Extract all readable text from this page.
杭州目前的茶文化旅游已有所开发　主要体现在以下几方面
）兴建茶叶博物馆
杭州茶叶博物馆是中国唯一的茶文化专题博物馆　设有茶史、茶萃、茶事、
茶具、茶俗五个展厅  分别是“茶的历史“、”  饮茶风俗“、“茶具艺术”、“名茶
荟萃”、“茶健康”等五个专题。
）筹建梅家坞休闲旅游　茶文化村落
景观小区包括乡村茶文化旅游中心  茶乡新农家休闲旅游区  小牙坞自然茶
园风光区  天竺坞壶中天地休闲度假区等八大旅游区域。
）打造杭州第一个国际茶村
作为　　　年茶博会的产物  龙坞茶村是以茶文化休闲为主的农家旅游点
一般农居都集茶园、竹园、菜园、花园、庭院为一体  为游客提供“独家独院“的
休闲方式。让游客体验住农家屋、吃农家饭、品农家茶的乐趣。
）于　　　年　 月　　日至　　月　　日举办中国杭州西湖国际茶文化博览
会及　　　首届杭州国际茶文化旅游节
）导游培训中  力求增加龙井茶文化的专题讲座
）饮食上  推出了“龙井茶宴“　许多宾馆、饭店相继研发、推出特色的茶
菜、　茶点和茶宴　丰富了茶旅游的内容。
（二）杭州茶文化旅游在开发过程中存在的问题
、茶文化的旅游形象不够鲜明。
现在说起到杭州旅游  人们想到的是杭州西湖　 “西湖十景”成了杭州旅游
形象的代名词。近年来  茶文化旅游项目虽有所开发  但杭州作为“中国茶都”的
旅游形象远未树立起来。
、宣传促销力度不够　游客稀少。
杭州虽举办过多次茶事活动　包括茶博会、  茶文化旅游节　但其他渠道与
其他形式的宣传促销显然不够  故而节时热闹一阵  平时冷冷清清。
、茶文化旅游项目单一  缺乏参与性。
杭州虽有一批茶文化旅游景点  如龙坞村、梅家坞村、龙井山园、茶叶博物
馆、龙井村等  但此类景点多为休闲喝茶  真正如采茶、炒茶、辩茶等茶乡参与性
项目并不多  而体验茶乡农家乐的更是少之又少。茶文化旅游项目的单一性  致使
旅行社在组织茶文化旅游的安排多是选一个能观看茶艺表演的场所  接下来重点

Problem statement =>
Each entry above is to be set down again in exactly the same words.

Completed task =>
Extract all readable text from this page.
杭州目前的茶文化旅游已有所开发　主要体现在以下几方面
）兴建茶叶博物馆
杭州茶叶博物馆是中国唯一的茶文化专题博物馆　设有茶史、茶萃、茶事、
茶具、茶俗五个展厅  分别是“茶的历史“、”  饮茶风俗“、“茶具艺术”、“名茶
荟萃”、“茶健康”等五个专题。
）筹建梅家坞休闲旅游　茶文化村落
景观小区包括乡村茶文化旅游中心  茶乡新农家休闲旅游区  小牙坞自然茶
园风光区  天竺坞壶中天地休闲度假区等八大旅游区域。
）打造杭州第一个国际茶村
作为　　　年茶博会的产物  龙坞茶村是以茶文化休闲为主的农家旅游点
一般农居都集茶园、竹园、菜园、花园、庭院为一体  为游客提供“独家独院“的
休闲方式。让游客体验住农家屋、吃农家饭、品农家茶的乐趣。
）于　　　年　 月　　日至　　月　　日举办中国杭州西湖国际茶文化博览
会及　　　首届杭州国际茶文化旅游节
）导游培训中  力求增加龙井茶文化的专题讲座
）饮食上  推出了“龙井茶宴“　许多宾馆、饭店相继研发、推出特色的茶
菜、　茶点和茶宴　丰富了茶旅游的内容。
（二）杭州茶文化旅游在开发过程中存在的问题
、茶文化的旅游形象不够鲜明。
现在说起到杭州旅游  人们想到的是杭州西湖　 “西湖十景”成了杭州旅游
形象的代名词。近年来  茶文化旅游项目虽有所开发  但杭州作为“中国茶都”的
旅游形象远未树立起来。
、宣传促销力度不够　游客稀少。
杭州虽举办过多次茶事活动　包括茶博会、  茶文化旅游节　但其他渠道与
其他形式的宣传促销显然不够  故而节时热闹一阵  平时冷冷清清。
、茶文化旅游项目单一  缺乏参与性。
杭州虽有一批茶文化旅游景点  如龙坞村、梅家坞村、龙井山园、茶叶博物
馆、龙井村等  但此类景点多为休闲喝茶  真正如采茶、炒茶、辩茶等茶乡参与性
项目并不多  而体验茶乡农家乐的更是少之又少。茶文化旅游项目的单一性  致使
旅行社在组织茶文化旅游的安排多是选一个能观看茶艺表演的场所  接下来重点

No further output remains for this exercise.